Task requirements:
The material below should be written out in full and exactly; pictures stay out of the copy.

— begin Extracted information —

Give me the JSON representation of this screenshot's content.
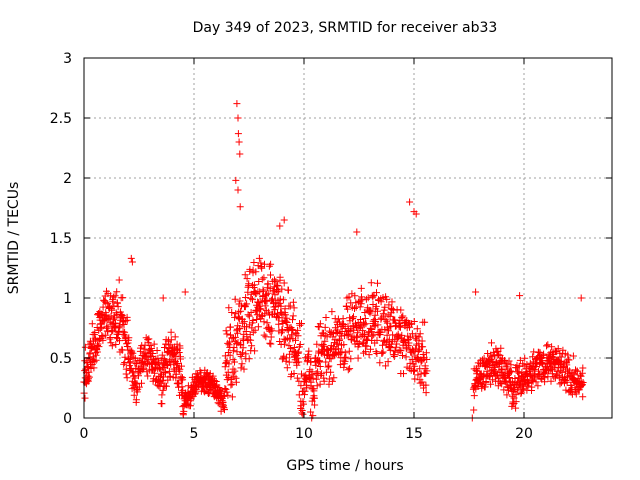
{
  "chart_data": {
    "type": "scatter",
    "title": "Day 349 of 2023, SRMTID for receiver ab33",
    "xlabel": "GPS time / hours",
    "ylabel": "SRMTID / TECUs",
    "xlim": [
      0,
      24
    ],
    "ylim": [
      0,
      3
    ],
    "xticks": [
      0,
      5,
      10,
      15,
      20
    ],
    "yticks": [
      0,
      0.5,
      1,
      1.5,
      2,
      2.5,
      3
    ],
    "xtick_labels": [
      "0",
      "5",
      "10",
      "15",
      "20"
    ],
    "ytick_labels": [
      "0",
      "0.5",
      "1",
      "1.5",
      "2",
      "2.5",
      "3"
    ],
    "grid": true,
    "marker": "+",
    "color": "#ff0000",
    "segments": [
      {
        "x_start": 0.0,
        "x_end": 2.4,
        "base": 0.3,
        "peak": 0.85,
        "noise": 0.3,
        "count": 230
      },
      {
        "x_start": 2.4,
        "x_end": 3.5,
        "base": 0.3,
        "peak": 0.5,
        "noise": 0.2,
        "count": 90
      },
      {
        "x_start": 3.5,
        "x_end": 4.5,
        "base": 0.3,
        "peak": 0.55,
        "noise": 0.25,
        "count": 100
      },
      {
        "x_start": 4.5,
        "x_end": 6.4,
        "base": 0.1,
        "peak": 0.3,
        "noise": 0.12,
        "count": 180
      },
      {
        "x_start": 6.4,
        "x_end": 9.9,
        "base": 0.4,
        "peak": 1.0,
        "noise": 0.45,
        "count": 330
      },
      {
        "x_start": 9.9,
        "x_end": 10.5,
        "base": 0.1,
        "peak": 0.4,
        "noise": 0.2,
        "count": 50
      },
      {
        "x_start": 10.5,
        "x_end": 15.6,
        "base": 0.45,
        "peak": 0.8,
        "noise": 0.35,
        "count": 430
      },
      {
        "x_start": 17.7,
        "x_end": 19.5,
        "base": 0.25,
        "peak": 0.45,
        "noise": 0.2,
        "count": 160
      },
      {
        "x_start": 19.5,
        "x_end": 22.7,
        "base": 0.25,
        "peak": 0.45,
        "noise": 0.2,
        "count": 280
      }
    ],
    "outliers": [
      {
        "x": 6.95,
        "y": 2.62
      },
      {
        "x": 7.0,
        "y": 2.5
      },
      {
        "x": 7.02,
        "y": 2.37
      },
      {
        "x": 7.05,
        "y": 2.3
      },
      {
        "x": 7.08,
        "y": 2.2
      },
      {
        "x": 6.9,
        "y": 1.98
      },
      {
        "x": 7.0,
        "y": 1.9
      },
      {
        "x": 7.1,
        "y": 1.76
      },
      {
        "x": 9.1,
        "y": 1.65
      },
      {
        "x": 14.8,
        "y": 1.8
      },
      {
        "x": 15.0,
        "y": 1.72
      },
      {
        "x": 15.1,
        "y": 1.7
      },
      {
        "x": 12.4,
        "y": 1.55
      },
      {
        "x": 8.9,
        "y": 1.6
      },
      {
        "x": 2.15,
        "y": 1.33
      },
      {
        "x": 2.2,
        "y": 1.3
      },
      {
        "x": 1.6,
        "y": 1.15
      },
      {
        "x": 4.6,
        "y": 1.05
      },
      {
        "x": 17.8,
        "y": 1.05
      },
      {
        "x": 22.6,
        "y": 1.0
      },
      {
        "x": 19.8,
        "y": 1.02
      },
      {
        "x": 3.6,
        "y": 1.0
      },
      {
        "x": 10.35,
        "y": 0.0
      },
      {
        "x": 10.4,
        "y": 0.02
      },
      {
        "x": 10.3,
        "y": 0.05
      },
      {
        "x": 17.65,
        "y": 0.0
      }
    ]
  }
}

— end Extracted information —

Exercise solution:
Give me the JSON representation of this screenshot's content.
{
  "chart_data": {
    "type": "scatter",
    "title": "Day 349 of 2023, SRMTID for receiver ab33",
    "xlabel": "GPS time / hours",
    "ylabel": "SRMTID / TECUs",
    "xlim": [
      0,
      24
    ],
    "ylim": [
      0,
      3
    ],
    "xticks": [
      0,
      5,
      10,
      15,
      20
    ],
    "yticks": [
      0,
      0.5,
      1,
      1.5,
      2,
      2.5,
      3
    ],
    "xtick_labels": [
      "0",
      "5",
      "10",
      "15",
      "20"
    ],
    "ytick_labels": [
      "0",
      "0.5",
      "1",
      "1.5",
      "2",
      "2.5",
      "3"
    ],
    "grid": true,
    "marker": "+",
    "color": "#ff0000",
    "segments": [
      {
        "x_start": 0.0,
        "x_end": 2.4,
        "base": 0.3,
        "peak": 0.85,
        "noise": 0.3,
        "count": 230
      },
      {
        "x_start": 2.4,
        "x_end": 3.5,
        "base": 0.3,
        "peak": 0.5,
        "noise": 0.2,
        "count": 90
      },
      {
        "x_start": 3.5,
        "x_end": 4.5,
        "base": 0.3,
        "peak": 0.55,
        "noise": 0.25,
        "count": 100
      },
      {
        "x_start": 4.5,
        "x_end": 6.4,
        "base": 0.1,
        "peak": 0.3,
        "noise": 0.12,
        "count": 180
      },
      {
        "x_start": 6.4,
        "x_end": 9.9,
        "base": 0.4,
        "peak": 1.0,
        "noise": 0.45,
        "count": 330
      },
      {
        "x_start": 9.9,
        "x_end": 10.5,
        "base": 0.1,
        "peak": 0.4,
        "noise": 0.2,
        "count": 50
      },
      {
        "x_start": 10.5,
        "x_end": 15.6,
        "base": 0.45,
        "peak": 0.8,
        "noise": 0.35,
        "count": 430
      },
      {
        "x_start": 17.7,
        "x_end": 19.5,
        "base": 0.25,
        "peak": 0.45,
        "noise": 0.2,
        "count": 160
      },
      {
        "x_start": 19.5,
        "x_end": 22.7,
        "base": 0.25,
        "peak": 0.45,
        "noise": 0.2,
        "count": 280
      }
    ],
    "outliers": [
      {
        "x": 6.95,
        "y": 2.62
      },
      {
        "x": 7.0,
        "y": 2.5
      },
      {
        "x": 7.02,
        "y": 2.37
      },
      {
        "x": 7.05,
        "y": 2.3
      },
      {
        "x": 7.08,
        "y": 2.2
      },
      {
        "x": 6.9,
        "y": 1.98
      },
      {
        "x": 7.0,
        "y": 1.9
      },
      {
        "x": 7.1,
        "y": 1.76
      },
      {
        "x": 9.1,
        "y": 1.65
      },
      {
        "x": 14.8,
        "y": 1.8
      },
      {
        "x": 15.0,
        "y": 1.72
      },
      {
        "x": 15.1,
        "y": 1.7
      },
      {
        "x": 12.4,
        "y": 1.55
      },
      {
        "x": 8.9,
        "y": 1.6
      },
      {
        "x": 2.15,
        "y": 1.33
      },
      {
        "x": 2.2,
        "y": 1.3
      },
      {
        "x": 1.6,
        "y": 1.15
      },
      {
        "x": 4.6,
        "y": 1.05
      },
      {
        "x": 17.8,
        "y": 1.05
      },
      {
        "x": 22.6,
        "y": 1.0
      },
      {
        "x": 19.8,
        "y": 1.02
      },
      {
        "x": 3.6,
        "y": 1.0
      },
      {
        "x": 10.35,
        "y": 0.0
      },
      {
        "x": 10.4,
        "y": 0.02
      },
      {
        "x": 10.3,
        "y": 0.05
      },
      {
        "x": 17.65,
        "y": 0.0
      }
    ]
  }
}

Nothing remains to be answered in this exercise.